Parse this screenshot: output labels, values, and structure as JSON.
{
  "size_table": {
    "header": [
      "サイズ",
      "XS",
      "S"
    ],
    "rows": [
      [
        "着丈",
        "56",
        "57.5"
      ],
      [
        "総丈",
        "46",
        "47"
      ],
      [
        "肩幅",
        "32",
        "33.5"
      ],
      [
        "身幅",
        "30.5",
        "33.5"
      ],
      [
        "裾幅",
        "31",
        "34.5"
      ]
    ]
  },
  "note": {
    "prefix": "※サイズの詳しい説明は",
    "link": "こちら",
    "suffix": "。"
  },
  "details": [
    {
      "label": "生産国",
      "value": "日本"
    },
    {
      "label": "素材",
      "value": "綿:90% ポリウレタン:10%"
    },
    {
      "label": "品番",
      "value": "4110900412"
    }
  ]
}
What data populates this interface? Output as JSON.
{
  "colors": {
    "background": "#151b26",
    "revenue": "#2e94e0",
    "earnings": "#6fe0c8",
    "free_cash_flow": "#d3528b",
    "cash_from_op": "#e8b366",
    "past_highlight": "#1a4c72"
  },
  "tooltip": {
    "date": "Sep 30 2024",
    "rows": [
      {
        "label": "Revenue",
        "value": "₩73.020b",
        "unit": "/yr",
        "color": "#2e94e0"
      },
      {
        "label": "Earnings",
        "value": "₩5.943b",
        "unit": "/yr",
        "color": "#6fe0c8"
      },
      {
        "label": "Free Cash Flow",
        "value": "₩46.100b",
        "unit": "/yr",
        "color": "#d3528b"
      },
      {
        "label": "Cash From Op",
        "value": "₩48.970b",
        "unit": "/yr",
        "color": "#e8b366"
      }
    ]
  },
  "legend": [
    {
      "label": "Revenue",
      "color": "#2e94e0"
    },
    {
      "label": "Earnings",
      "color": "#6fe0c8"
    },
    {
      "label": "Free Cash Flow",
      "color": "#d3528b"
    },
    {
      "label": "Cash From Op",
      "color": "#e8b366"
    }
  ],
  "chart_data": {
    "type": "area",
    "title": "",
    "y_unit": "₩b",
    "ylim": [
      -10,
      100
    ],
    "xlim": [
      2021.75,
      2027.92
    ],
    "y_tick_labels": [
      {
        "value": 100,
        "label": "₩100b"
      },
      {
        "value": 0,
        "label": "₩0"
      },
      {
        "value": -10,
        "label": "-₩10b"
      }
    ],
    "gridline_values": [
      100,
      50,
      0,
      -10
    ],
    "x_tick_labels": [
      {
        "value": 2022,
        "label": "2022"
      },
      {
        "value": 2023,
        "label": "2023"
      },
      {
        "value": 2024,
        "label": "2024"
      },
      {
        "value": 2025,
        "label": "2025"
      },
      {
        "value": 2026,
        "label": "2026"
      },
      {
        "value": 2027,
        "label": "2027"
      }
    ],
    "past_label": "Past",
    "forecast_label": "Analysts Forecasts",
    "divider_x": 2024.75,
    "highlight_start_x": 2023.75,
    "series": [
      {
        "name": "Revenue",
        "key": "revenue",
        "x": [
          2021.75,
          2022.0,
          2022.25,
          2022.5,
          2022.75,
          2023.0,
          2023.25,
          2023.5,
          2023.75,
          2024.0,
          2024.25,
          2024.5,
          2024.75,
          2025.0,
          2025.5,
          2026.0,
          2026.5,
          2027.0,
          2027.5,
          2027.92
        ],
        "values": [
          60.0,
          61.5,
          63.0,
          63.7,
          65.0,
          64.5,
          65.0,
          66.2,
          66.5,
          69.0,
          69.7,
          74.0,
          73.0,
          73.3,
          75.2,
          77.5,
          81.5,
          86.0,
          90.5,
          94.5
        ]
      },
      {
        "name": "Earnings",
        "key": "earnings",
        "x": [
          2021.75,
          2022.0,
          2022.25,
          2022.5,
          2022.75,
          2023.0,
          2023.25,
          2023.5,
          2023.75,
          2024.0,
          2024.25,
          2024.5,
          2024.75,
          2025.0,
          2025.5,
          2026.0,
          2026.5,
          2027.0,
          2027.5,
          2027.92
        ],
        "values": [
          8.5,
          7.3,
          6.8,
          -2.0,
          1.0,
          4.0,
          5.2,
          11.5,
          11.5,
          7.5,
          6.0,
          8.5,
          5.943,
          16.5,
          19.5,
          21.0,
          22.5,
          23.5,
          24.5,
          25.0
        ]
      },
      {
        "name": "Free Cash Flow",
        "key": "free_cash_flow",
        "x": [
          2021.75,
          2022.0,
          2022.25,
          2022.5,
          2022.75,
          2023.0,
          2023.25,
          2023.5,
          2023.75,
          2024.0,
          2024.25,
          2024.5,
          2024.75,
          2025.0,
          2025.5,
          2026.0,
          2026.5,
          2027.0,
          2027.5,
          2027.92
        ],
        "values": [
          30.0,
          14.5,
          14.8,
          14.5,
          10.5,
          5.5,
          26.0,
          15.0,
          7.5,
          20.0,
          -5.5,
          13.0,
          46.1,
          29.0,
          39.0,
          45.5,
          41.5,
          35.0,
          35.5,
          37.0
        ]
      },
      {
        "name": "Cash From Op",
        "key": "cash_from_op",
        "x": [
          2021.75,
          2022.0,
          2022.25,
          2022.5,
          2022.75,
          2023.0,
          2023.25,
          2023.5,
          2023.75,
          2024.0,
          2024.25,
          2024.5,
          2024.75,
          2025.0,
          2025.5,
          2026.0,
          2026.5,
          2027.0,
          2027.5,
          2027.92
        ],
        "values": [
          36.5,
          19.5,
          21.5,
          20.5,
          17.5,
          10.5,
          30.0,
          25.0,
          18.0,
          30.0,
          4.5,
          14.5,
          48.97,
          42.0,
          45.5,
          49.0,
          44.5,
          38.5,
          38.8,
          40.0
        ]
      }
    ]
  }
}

WORK TO BE COMPLETED:
Repeat the whole listing exactly, keeping every line intact.

ANSWER FOR THE TASK:
Parse this screenshot: output labels, values, and structure as JSON.
{
  "size_table": {
    "header": [
      "サイズ",
      "XS",
      "S"
    ],
    "rows": [
      [
        "着丈",
        "56",
        "57.5"
      ],
      [
        "総丈",
        "46",
        "47"
      ],
      [
        "肩幅",
        "32",
        "33.5"
      ],
      [
        "身幅",
        "30.5",
        "33.5"
      ],
      [
        "裾幅",
        "31",
        "34.5"
      ]
    ]
  },
  "note": {
    "prefix": "※サイズの詳しい説明は",
    "link": "こちら",
    "suffix": "。"
  },
  "details": [
    {
      "label": "生産国",
      "value": "日本"
    },
    {
      "label": "素材",
      "value": "綿:90% ポリウレタン:10%"
    },
    {
      "label": "品番",
      "value": "4110900412"
    }
  ]
}
What data populates this interface? Output as JSON.
{
  "colors": {
    "background": "#151b26",
    "revenue": "#2e94e0",
    "earnings": "#6fe0c8",
    "free_cash_flow": "#d3528b",
    "cash_from_op": "#e8b366",
    "past_highlight": "#1a4c72"
  },
  "tooltip": {
    "date": "Sep 30 2024",
    "rows": [
      {
        "label": "Revenue",
        "value": "₩73.020b",
        "unit": "/yr",
        "color": "#2e94e0"
      },
      {
        "label": "Earnings",
        "value": "₩5.943b",
        "unit": "/yr",
        "color": "#6fe0c8"
      },
      {
        "label": "Free Cash Flow",
        "value": "₩46.100b",
        "unit": "/yr",
        "color": "#d3528b"
      },
      {
        "label": "Cash From Op",
        "value": "₩48.970b",
        "unit": "/yr",
        "color": "#e8b366"
      }
    ]
  },
  "legend": [
    {
      "label": "Revenue",
      "color": "#2e94e0"
    },
    {
      "label": "Earnings",
      "color": "#6fe0c8"
    },
    {
      "label": "Free Cash Flow",
      "color": "#d3528b"
    },
    {
      "label": "Cash From Op",
      "color": "#e8b366"
    }
  ],
  "chart_data": {
    "type": "area",
    "title": "",
    "y_unit": "₩b",
    "ylim": [
      -10,
      100
    ],
    "xlim": [
      2021.75,
      2027.92
    ],
    "y_tick_labels": [
      {
        "value": 100,
        "label": "₩100b"
      },
      {
        "value": 0,
        "label": "₩0"
      },
      {
        "value": -10,
        "label": "-₩10b"
      }
    ],
    "gridline_values": [
      100,
      50,
      0,
      -10
    ],
    "x_tick_labels": [
      {
        "value": 2022,
        "label": "2022"
      },
      {
        "value": 2023,
        "label": "2023"
      },
      {
        "value": 2024,
        "label": "2024"
      },
      {
        "value": 2025,
        "label": "2025"
      },
      {
        "value": 2026,
        "label": "2026"
      },
      {
        "value": 2027,
        "label": "2027"
      }
    ],
    "past_label": "Past",
    "forecast_label": "Analysts Forecasts",
    "divider_x": 2024.75,
    "highlight_start_x": 2023.75,
    "series": [
      {
        "name": "Revenue",
        "key": "revenue",
        "x": [
          2021.75,
          2022.0,
          2022.25,
          2022.5,
          2022.75,
          2023.0,
          2023.25,
          2023.5,
          2023.75,
          2024.0,
          2024.25,
          2024.5,
          2024.75,
          2025.0,
          2025.5,
          2026.0,
          2026.5,
          2027.0,
          2027.5,
          2027.92
        ],
        "values": [
          60.0,
          61.5,
          63.0,
          63.7,
          65.0,
          64.5,
          65.0,
          66.2,
          66.5,
          69.0,
          69.7,
          74.0,
          73.0,
          73.3,
          75.2,
          77.5,
          81.5,
          86.0,
          90.5,
          94.5
        ]
      },
      {
        "name": "Earnings",
        "key": "earnings",
        "x": [
          2021.75,
          2022.0,
          2022.25,
          2022.5,
          2022.75,
          2023.0,
          2023.25,
          2023.5,
          2023.75,
          2024.0,
          2024.25,
          2024.5,
          2024.75,
          2025.0,
          2025.5,
          2026.0,
          2026.5,
          2027.0,
          2027.5,
          2027.92
        ],
        "values": [
          8.5,
          7.3,
          6.8,
          -2.0,
          1.0,
          4.0,
          5.2,
          11.5,
          11.5,
          7.5,
          6.0,
          8.5,
          5.943,
          16.5,
          19.5,
          21.0,
          22.5,
          23.5,
          24.5,
          25.0
        ]
      },
      {
        "name": "Free Cash Flow",
        "key": "free_cash_flow",
        "x": [
          2021.75,
          2022.0,
          2022.25,
          2022.5,
          2022.75,
          2023.0,
          2023.25,
          2023.5,
          2023.75,
          2024.0,
          2024.25,
          2024.5,
          2024.75,
          2025.0,
          2025.5,
          2026.0,
          2026.5,
          2027.0,
          2027.5,
          2027.92
        ],
        "values": [
          30.0,
          14.5,
          14.8,
          14.5,
          10.5,
          5.5,
          26.0,
          15.0,
          7.5,
          20.0,
          -5.5,
          13.0,
          46.1,
          29.0,
          39.0,
          45.5,
          41.5,
          35.0,
          35.5,
          37.0
        ]
      },
      {
        "name": "Cash From Op",
        "key": "cash_from_op",
        "x": [
          2021.75,
          2022.0,
          2022.25,
          2022.5,
          2022.75,
          2023.0,
          2023.25,
          2023.5,
          2023.75,
          2024.0,
          2024.25,
          2024.5,
          2024.75,
          2025.0,
          2025.5,
          2026.0,
          2026.5,
          2027.0,
          2027.5,
          2027.92
        ],
        "values": [
          36.5,
          19.5,
          21.5,
          20.5,
          17.5,
          10.5,
          30.0,
          25.0,
          18.0,
          30.0,
          4.5,
          14.5,
          48.97,
          42.0,
          45.5,
          49.0,
          44.5,
          38.5,
          38.8,
          40.0
        ]
      }
    ]
  }
}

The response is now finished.